> [YOUR GOAL]: Omit all pictures, then retype the data exactly as given.

> [AVAILABLE RECORDS]:
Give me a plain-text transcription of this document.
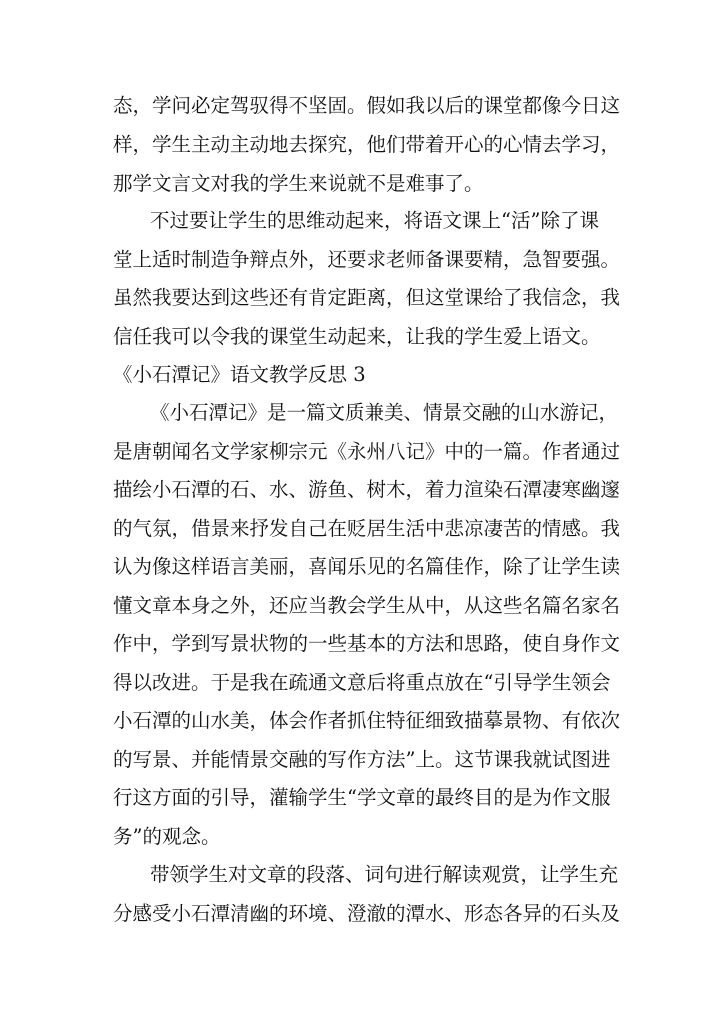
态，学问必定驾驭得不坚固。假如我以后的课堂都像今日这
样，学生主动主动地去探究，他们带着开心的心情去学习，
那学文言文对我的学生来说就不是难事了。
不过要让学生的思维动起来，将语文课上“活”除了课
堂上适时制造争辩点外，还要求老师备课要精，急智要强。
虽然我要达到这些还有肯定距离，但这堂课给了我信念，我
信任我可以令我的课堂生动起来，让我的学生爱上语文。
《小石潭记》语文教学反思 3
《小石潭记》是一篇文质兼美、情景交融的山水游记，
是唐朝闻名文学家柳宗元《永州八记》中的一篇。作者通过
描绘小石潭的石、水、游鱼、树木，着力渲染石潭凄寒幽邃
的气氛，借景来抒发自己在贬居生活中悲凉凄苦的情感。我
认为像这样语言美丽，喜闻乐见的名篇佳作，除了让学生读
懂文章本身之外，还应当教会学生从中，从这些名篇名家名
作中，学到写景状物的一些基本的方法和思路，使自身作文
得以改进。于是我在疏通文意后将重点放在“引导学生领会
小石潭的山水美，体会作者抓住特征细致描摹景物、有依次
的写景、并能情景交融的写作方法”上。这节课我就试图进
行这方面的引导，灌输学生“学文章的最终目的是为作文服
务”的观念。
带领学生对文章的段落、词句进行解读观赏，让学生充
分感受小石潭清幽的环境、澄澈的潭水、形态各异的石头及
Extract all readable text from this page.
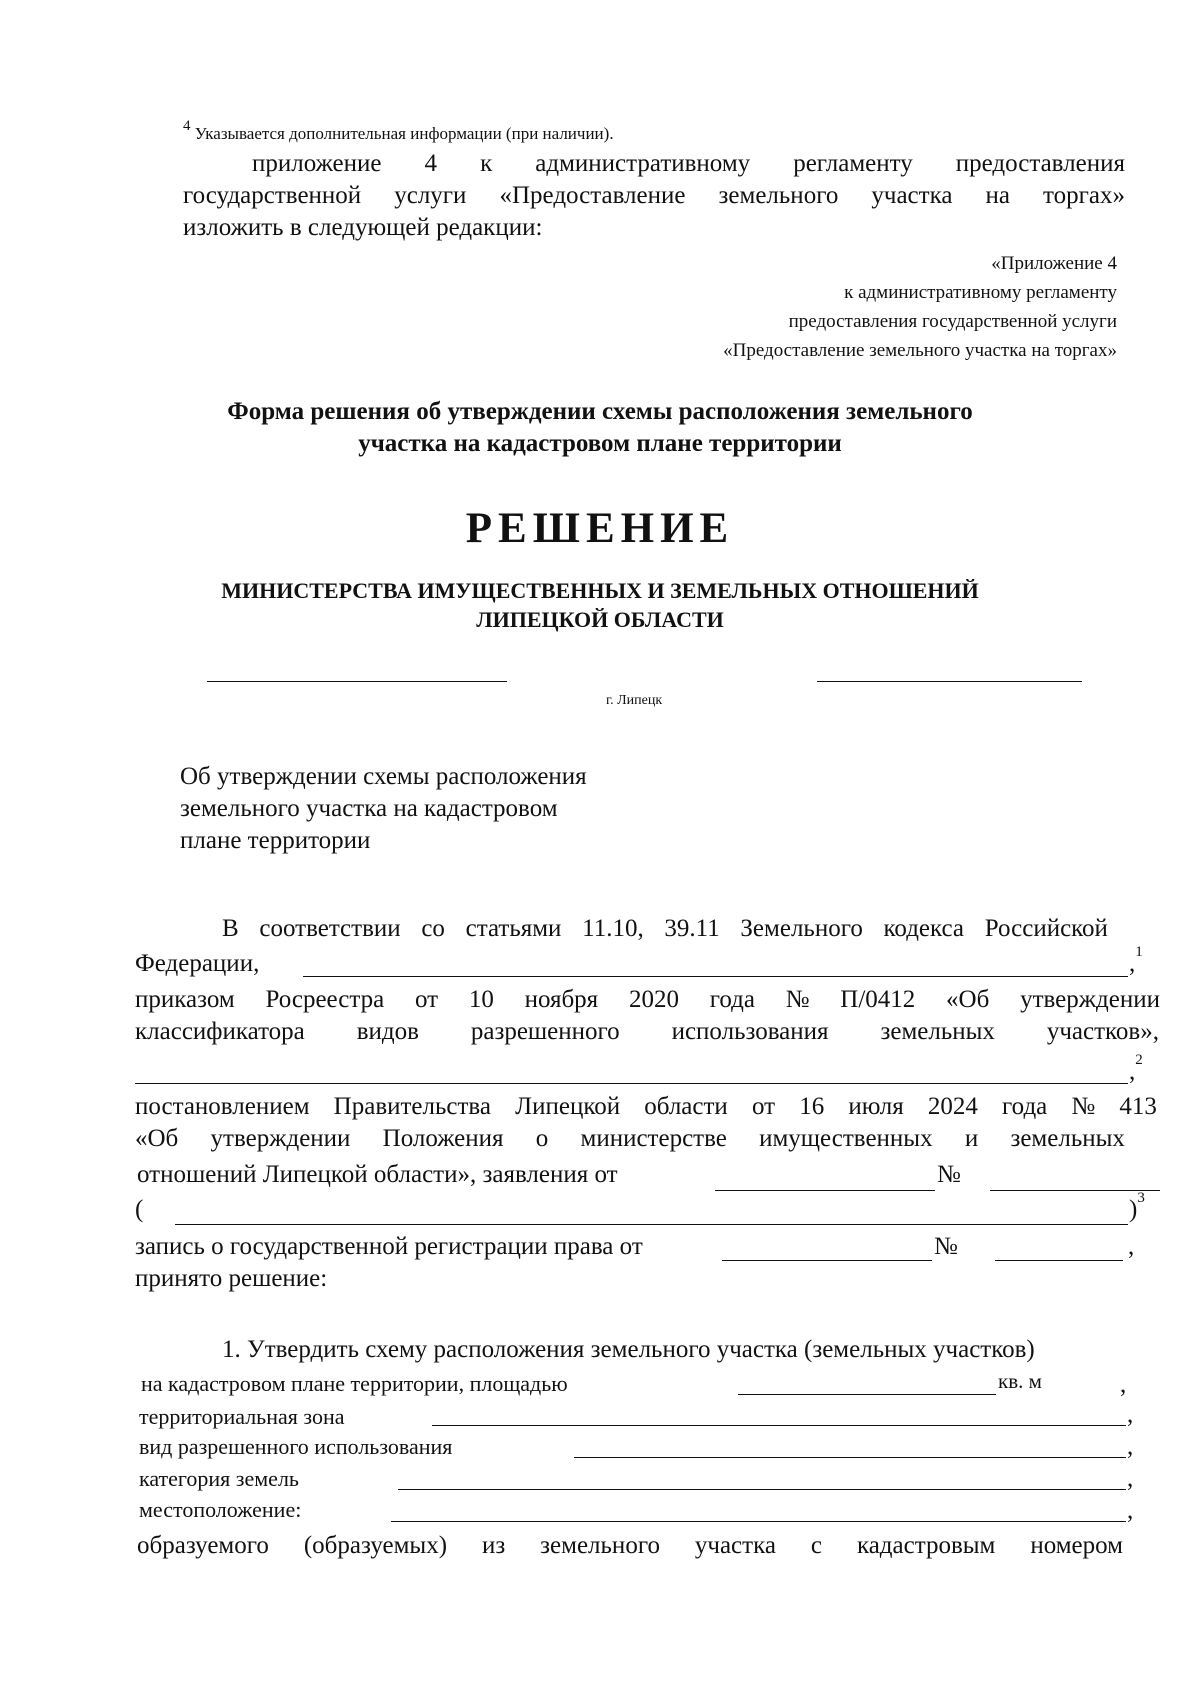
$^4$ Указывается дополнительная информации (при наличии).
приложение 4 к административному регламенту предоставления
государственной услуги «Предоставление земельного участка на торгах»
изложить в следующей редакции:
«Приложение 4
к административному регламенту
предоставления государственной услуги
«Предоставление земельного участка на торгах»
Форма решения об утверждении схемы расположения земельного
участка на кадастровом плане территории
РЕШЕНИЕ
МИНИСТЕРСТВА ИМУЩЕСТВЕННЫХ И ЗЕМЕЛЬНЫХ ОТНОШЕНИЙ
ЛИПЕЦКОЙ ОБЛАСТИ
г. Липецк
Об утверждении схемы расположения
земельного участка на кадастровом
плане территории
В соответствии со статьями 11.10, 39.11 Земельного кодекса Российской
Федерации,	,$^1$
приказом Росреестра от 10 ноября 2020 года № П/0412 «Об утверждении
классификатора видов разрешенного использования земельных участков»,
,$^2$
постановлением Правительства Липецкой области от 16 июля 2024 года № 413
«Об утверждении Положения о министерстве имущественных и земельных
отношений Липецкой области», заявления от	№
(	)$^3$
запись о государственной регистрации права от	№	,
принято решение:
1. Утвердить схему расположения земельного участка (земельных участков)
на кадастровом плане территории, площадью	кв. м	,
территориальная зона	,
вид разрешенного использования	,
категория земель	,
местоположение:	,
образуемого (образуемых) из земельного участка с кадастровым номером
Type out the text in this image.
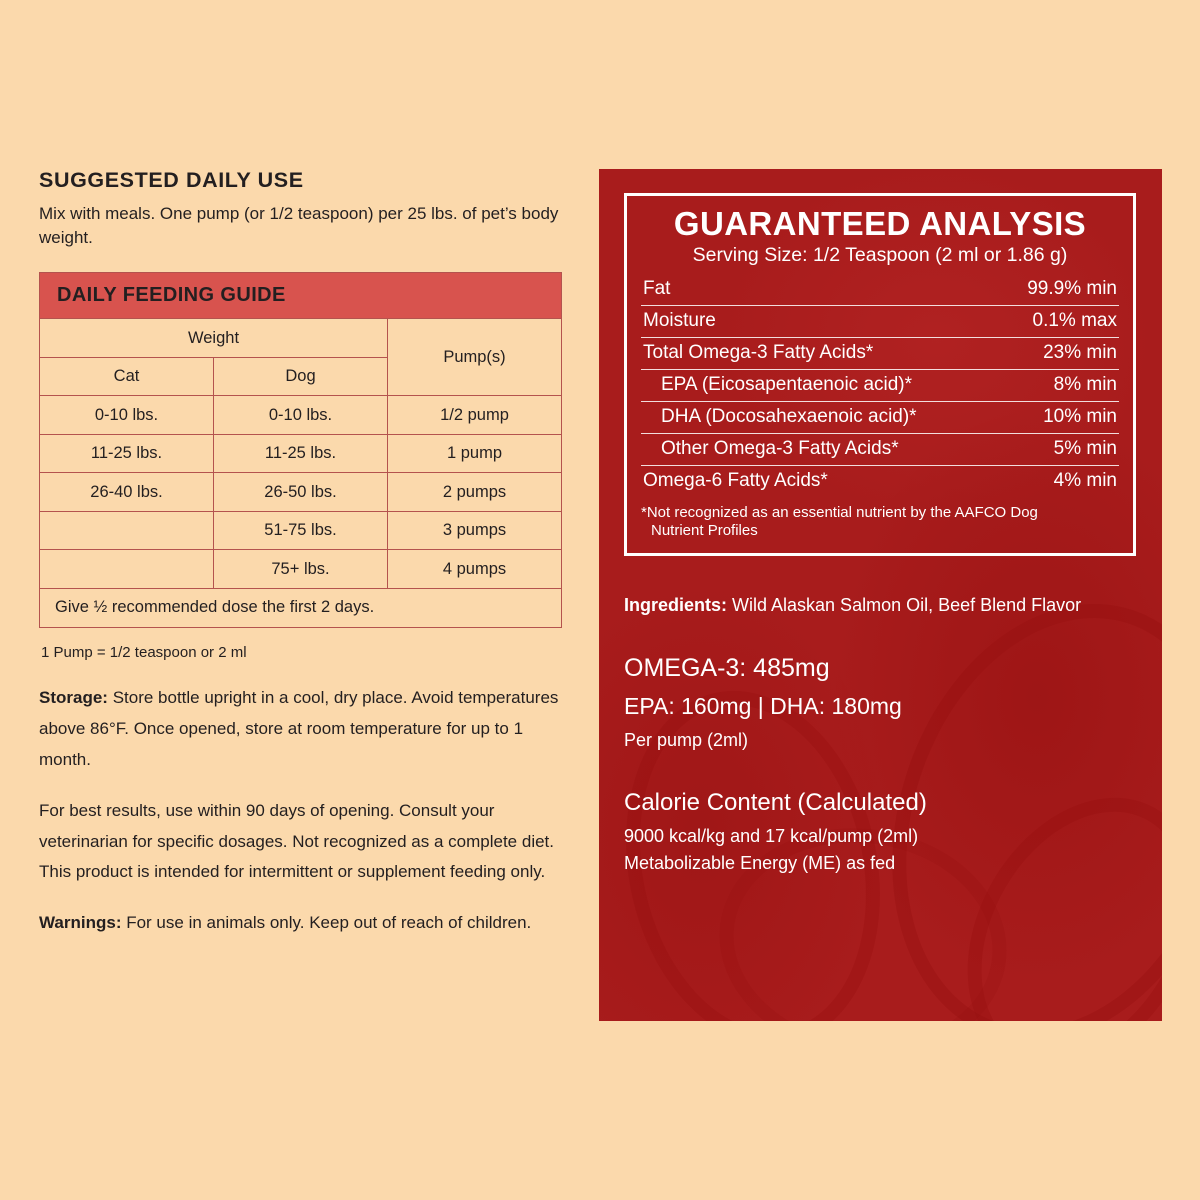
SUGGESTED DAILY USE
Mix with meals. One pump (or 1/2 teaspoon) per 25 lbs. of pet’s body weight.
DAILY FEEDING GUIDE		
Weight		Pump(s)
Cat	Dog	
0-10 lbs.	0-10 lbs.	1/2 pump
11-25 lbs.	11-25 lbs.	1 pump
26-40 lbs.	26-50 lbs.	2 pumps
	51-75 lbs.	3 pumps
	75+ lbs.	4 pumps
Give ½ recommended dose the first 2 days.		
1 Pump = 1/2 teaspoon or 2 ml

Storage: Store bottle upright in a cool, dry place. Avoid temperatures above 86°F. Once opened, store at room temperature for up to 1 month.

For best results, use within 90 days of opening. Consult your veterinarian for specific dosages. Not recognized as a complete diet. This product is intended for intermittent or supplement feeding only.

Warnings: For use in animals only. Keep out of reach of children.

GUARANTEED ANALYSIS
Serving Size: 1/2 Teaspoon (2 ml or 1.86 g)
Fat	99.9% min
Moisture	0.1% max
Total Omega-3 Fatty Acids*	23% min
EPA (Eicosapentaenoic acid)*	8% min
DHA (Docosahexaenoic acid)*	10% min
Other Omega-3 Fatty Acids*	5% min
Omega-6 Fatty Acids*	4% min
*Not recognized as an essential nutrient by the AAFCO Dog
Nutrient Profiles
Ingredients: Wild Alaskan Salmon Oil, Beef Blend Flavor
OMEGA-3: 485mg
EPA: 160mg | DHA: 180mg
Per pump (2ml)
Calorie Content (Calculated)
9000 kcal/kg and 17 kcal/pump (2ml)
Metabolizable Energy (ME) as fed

> [ANSWER TO THIS PROBLEM]:
Give me a plain-text transcription of this document.
态，学问必定驾驭得不坚固。假如我以后的课堂都像今日这
样，学生主动主动地去探究，他们带着开心的心情去学习，
那学文言文对我的学生来说就不是难事了。
不过要让学生的思维动起来，将语文课上“活”除了课
堂上适时制造争辩点外，还要求老师备课要精，急智要强。
虽然我要达到这些还有肯定距离，但这堂课给了我信念，我
信任我可以令我的课堂生动起来，让我的学生爱上语文。
《小石潭记》语文教学反思 3
《小石潭记》是一篇文质兼美、情景交融的山水游记，
是唐朝闻名文学家柳宗元《永州八记》中的一篇。作者通过
描绘小石潭的石、水、游鱼、树木，着力渲染石潭凄寒幽邃
的气氛，借景来抒发自己在贬居生活中悲凉凄苦的情感。我
认为像这样语言美丽，喜闻乐见的名篇佳作，除了让学生读
懂文章本身之外，还应当教会学生从中，从这些名篇名家名
作中，学到写景状物的一些基本的方法和思路，使自身作文
得以改进。于是我在疏通文意后将重点放在“引导学生领会
小石潭的山水美，体会作者抓住特征细致描摹景物、有依次
的写景、并能情景交融的写作方法”上。这节课我就试图进
行这方面的引导，灌输学生“学文章的最终目的是为作文服
务”的观念。
带领学生对文章的段落、词句进行解读观赏，让学生充
分感受小石潭清幽的环境、澄澈的潭水、形态各异的石头及
Extract all readable text from this page.
$^4$ Указывается дополнительная информации (при наличии).
приложение 4 к административному регламенту предоставления
государственной услуги «Предоставление земельного участка на торгах»
изложить в следующей редакции:
«Приложение 4
к административному регламенту
предоставления государственной услуги
«Предоставление земельного участка на торгах»
Форма решения об утверждении схемы расположения земельного
участка на кадастровом плане территории
РЕШЕНИЕ
МИНИСТЕРСТВА ИМУЩЕСТВЕННЫХ И ЗЕМЕЛЬНЫХ ОТНОШЕНИЙ
ЛИПЕЦКОЙ ОБЛАСТИ
г. Липецк
Об утверждении схемы расположения
земельного участка на кадастровом
плане территории
В соответствии со статьями 11.10, 39.11 Земельного кодекса Российской
Федерации,	,$^1$
приказом Росреестра от 10 ноября 2020 года № П/0412 «Об утверждении
классификатора видов разрешенного использования земельных участков»,
,$^2$
постановлением Правительства Липецкой области от 16 июля 2024 года № 413
«Об утверждении Положения о министерстве имущественных и земельных
отношений Липецкой области», заявления от	№
(	)$^3$
запись о государственной регистрации права от	№	,
принято решение:
1. Утвердить схему расположения земельного участка (земельных участков)
на кадастровом плане территории, площадью	кв. м	,
территориальная зона	,
вид разрешенного использования	,
категория земель	,
местоположение:	,
образуемого (образуемых) из земельного участка с кадастровым номером
Type out the text in this image.
SUGGESTED DAILY USE
Mix with meals. One pump (or 1/2 teaspoon) per 25 lbs. of pet’s body weight.
DAILY FEEDING GUIDE		
Weight		Pump(s)
Cat	Dog	
0-10 lbs.	0-10 lbs.	1/2 pump
11-25 lbs.	11-25 lbs.	1 pump
26-40 lbs.	26-50 lbs.	2 pumps
	51-75 lbs.	3 pumps
	75+ lbs.	4 pumps
Give ½ recommended dose the first 2 days.		
1 Pump = 1/2 teaspoon or 2 ml

Storage: Store bottle upright in a cool, dry place. Avoid temperatures above 86°F. Once opened, store at room temperature for up to 1 month.

For best results, use within 90 days of opening. Consult your veterinarian for specific dosages. Not recognized as a complete diet. This product is intended for intermittent or supplement feeding only.

Warnings: For use in animals only. Keep out of reach of children.

GUARANTEED ANALYSIS
Serving Size: 1/2 Teaspoon (2 ml or 1.86 g)
Fat	99.9% min
Moisture	0.1% max
Total Omega-3 Fatty Acids*	23% min
EPA (Eicosapentaenoic acid)*	8% min
DHA (Docosahexaenoic acid)*	10% min
Other Omega-3 Fatty Acids*	5% min
Omega-6 Fatty Acids*	4% min
*Not recognized as an essential nutrient by the AAFCO Dog
Nutrient Profiles
Ingredients: Wild Alaskan Salmon Oil, Beef Blend Flavor
OMEGA-3: 485mg
EPA: 160mg | DHA: 180mg
Per pump (2ml)
Calorie Content (Calculated)
9000 kcal/kg and 17 kcal/pump (2ml)
Metabolizable Energy (ME) as fed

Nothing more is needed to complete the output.